_WHAT IS BEING ASKED_
In the records, find each line where "does" occurs, and copy it.
Top of RECORDS FOR THIS EXERCISE
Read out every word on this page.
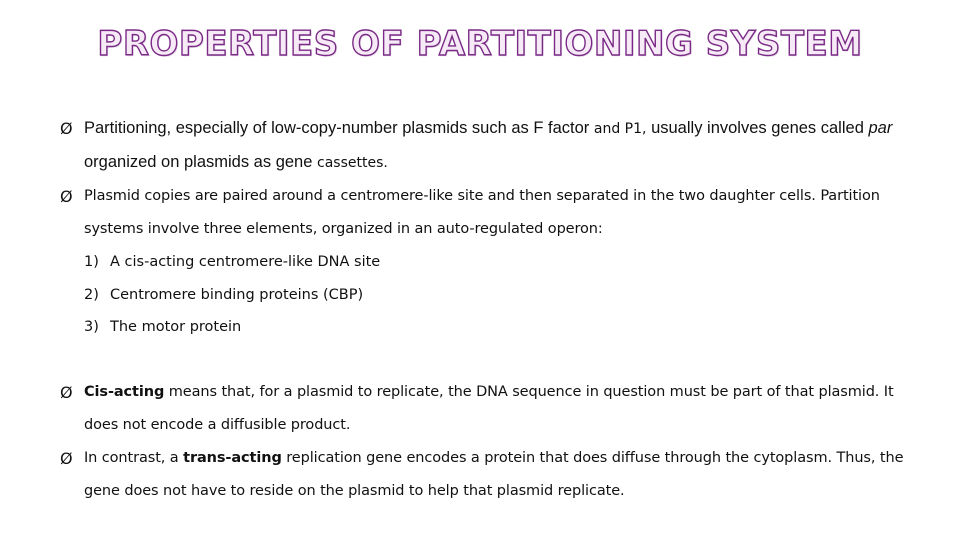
PROPERTIES OF PARTITIONING SYSTEM
Ø Partitioning, especially of low-copy-number plasmids such as F factor and P1, usually involves genes called par organized on plasmids as gene cassettes.
Ø Plasmid copies are paired around a centromere-like site and then separated in the two daughter cells. Partition systems involve three elements, organized in an auto-regulated operon:
1) A cis-acting centromere-like DNA site
2) Centromere binding proteins (CBP)
3) The motor protein
Ø Cis-acting means that, for a plasmid to replicate, the DNA sequence in question must be part of that plasmid. It does not encode a diffusible product.
Ø In contrast, a trans-acting replication gene encodes a protein that does diffuse through the cytoplasm. Thus, the gene does not have to reside on the plasmid to help that plasmid replicate.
Bottom of RECORDS FOR THIS EXERCISE
_RESPONSE_
Ø Cis-acting means that, for a plasmid to replicate, the DNA sequence in question must be part of that plasmid. It does not encode a diffusible product.
Ø In contrast, a trans-acting replication gene encodes a protein that does diffuse through the cytoplasm. Thus, the gene does not have to reside on the plasmid to help that plasmid replicate.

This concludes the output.